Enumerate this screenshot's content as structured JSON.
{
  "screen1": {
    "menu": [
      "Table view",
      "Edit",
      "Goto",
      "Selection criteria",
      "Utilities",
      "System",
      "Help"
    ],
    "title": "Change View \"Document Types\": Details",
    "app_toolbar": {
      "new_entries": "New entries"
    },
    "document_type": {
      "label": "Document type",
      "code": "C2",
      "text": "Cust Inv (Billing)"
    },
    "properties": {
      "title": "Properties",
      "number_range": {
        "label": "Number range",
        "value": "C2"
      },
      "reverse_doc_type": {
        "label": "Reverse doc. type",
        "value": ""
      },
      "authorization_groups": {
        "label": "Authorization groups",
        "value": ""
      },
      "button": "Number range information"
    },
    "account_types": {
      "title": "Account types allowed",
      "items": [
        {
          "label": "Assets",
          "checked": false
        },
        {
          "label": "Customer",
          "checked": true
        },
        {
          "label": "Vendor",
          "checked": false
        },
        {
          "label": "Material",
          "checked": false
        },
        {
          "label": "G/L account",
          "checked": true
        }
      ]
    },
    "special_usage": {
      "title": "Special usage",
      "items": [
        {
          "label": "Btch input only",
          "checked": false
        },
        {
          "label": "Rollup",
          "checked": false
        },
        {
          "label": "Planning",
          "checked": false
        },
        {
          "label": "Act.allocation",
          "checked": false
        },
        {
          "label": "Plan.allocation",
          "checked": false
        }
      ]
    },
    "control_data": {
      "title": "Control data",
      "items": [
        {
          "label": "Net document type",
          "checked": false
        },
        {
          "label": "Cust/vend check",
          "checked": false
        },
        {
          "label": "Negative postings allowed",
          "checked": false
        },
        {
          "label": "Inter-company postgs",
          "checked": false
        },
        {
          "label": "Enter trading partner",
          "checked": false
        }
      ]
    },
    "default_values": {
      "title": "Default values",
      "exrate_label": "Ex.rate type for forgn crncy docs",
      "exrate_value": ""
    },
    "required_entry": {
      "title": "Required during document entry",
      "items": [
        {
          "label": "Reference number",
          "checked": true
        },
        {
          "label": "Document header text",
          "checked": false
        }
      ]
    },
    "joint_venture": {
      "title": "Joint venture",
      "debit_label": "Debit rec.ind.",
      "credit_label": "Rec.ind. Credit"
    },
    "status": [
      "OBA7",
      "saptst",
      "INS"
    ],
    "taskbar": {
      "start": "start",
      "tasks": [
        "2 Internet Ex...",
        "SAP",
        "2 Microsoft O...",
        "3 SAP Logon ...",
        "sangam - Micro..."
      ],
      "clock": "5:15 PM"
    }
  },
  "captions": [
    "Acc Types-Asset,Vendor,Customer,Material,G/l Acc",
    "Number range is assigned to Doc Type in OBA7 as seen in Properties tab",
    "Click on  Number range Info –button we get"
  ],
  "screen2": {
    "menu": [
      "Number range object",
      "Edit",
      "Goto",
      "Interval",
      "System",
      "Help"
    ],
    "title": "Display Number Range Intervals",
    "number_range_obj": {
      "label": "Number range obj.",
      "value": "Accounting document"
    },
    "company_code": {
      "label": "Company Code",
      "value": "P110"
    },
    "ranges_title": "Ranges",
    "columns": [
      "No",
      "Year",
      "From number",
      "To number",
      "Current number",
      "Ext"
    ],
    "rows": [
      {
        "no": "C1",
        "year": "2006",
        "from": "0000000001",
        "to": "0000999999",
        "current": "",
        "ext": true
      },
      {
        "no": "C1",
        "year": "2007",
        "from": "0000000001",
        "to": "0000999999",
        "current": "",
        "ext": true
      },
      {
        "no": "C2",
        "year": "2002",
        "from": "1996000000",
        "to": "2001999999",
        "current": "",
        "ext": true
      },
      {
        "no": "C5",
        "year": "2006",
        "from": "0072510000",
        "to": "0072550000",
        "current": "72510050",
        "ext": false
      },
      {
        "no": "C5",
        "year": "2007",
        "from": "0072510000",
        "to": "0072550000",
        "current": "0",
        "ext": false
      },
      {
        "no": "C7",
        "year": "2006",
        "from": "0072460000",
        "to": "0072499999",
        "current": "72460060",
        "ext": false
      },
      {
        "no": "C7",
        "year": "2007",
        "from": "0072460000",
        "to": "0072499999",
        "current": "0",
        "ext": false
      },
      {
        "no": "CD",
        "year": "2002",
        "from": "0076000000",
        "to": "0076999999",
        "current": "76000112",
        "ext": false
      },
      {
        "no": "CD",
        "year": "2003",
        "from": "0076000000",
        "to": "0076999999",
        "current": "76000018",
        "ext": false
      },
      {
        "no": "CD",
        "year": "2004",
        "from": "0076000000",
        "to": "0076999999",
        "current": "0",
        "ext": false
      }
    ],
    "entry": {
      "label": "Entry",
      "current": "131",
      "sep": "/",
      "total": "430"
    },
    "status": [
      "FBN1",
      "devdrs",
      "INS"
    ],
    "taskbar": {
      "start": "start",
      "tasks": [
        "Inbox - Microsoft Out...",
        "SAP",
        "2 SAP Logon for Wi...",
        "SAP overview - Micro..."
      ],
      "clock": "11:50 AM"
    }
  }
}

------------------------------------------------

_Required task_:
Repeat all the entries exactly as given.

_The result_:
Enumerate this screenshot's content as structured JSON.
{
  "screen1": {
    "menu": [
      "Table view",
      "Edit",
      "Goto",
      "Selection criteria",
      "Utilities",
      "System",
      "Help"
    ],
    "title": "Change View \"Document Types\": Details",
    "app_toolbar": {
      "new_entries": "New entries"
    },
    "document_type": {
      "label": "Document type",
      "code": "C2",
      "text": "Cust Inv (Billing)"
    },
    "properties": {
      "title": "Properties",
      "number_range": {
        "label": "Number range",
        "value": "C2"
      },
      "reverse_doc_type": {
        "label": "Reverse doc. type",
        "value": ""
      },
      "authorization_groups": {
        "label": "Authorization groups",
        "value": ""
      },
      "button": "Number range information"
    },
    "account_types": {
      "title": "Account types allowed",
      "items": [
        {
          "label": "Assets",
          "checked": false
        },
        {
          "label": "Customer",
          "checked": true
        },
        {
          "label": "Vendor",
          "checked": false
        },
        {
          "label": "Material",
          "checked": false
        },
        {
          "label": "G/L account",
          "checked": true
        }
      ]
    },
    "special_usage": {
      "title": "Special usage",
      "items": [
        {
          "label": "Btch input only",
          "checked": false
        },
        {
          "label": "Rollup",
          "checked": false
        },
        {
          "label": "Planning",
          "checked": false
        },
        {
          "label": "Act.allocation",
          "checked": false
        },
        {
          "label": "Plan.allocation",
          "checked": false
        }
      ]
    },
    "control_data": {
      "title": "Control data",
      "items": [
        {
          "label": "Net document type",
          "checked": false
        },
        {
          "label": "Cust/vend check",
          "checked": false
        },
        {
          "label": "Negative postings allowed",
          "checked": false
        },
        {
          "label": "Inter-company postgs",
          "checked": false
        },
        {
          "label": "Enter trading partner",
          "checked": false
        }
      ]
    },
    "default_values": {
      "title": "Default values",
      "exrate_label": "Ex.rate type for forgn crncy docs",
      "exrate_value": ""
    },
    "required_entry": {
      "title": "Required during document entry",
      "items": [
        {
          "label": "Reference number",
          "checked": true
        },
        {
          "label": "Document header text",
          "checked": false
        }
      ]
    },
    "joint_venture": {
      "title": "Joint venture",
      "debit_label": "Debit rec.ind.",
      "credit_label": "Rec.ind. Credit"
    },
    "status": [
      "OBA7",
      "saptst",
      "INS"
    ],
    "taskbar": {
      "start": "start",
      "tasks": [
        "2 Internet Ex...",
        "SAP",
        "2 Microsoft O...",
        "3 SAP Logon ...",
        "sangam - Micro..."
      ],
      "clock": "5:15 PM"
    }
  },
  "captions": [
    "Acc Types-Asset,Vendor,Customer,Material,G/l Acc",
    "Number range is assigned to Doc Type in OBA7 as seen in Properties tab",
    "Click on  Number range Info –button we get"
  ],
  "screen2": {
    "menu": [
      "Number range object",
      "Edit",
      "Goto",
      "Interval",
      "System",
      "Help"
    ],
    "title": "Display Number Range Intervals",
    "number_range_obj": {
      "label": "Number range obj.",
      "value": "Accounting document"
    },
    "company_code": {
      "label": "Company Code",
      "value": "P110"
    },
    "ranges_title": "Ranges",
    "columns": [
      "No",
      "Year",
      "From number",
      "To number",
      "Current number",
      "Ext"
    ],
    "rows": [
      {
        "no": "C1",
        "year": "2006",
        "from": "0000000001",
        "to": "0000999999",
        "current": "",
        "ext": true
      },
      {
        "no": "C1",
        "year": "2007",
        "from": "0000000001",
        "to": "0000999999",
        "current": "",
        "ext": true
      },
      {
        "no": "C2",
        "year": "2002",
        "from": "1996000000",
        "to": "2001999999",
        "current": "",
        "ext": true
      },
      {
        "no": "C5",
        "year": "2006",
        "from": "0072510000",
        "to": "0072550000",
        "current": "72510050",
        "ext": false
      },
      {
        "no": "C5",
        "year": "2007",
        "from": "0072510000",
        "to": "0072550000",
        "current": "0",
        "ext": false
      },
      {
        "no": "C7",
        "year": "2006",
        "from": "0072460000",
        "to": "0072499999",
        "current": "72460060",
        "ext": false
      },
      {
        "no": "C7",
        "year": "2007",
        "from": "0072460000",
        "to": "0072499999",
        "current": "0",
        "ext": false
      },
      {
        "no": "CD",
        "year": "2002",
        "from": "0076000000",
        "to": "0076999999",
        "current": "76000112",
        "ext": false
      },
      {
        "no": "CD",
        "year": "2003",
        "from": "0076000000",
        "to": "0076999999",
        "current": "76000018",
        "ext": false
      },
      {
        "no": "CD",
        "year": "2004",
        "from": "0076000000",
        "to": "0076999999",
        "current": "0",
        "ext": false
      }
    ],
    "entry": {
      "label": "Entry",
      "current": "131",
      "sep": "/",
      "total": "430"
    },
    "status": [
      "FBN1",
      "devdrs",
      "INS"
    ],
    "taskbar": {
      "start": "start",
      "tasks": [
        "Inbox - Microsoft Out...",
        "SAP",
        "2 SAP Logon for Wi...",
        "SAP overview - Micro..."
      ],
      "clock": "11:50 AM"
    }
  }
}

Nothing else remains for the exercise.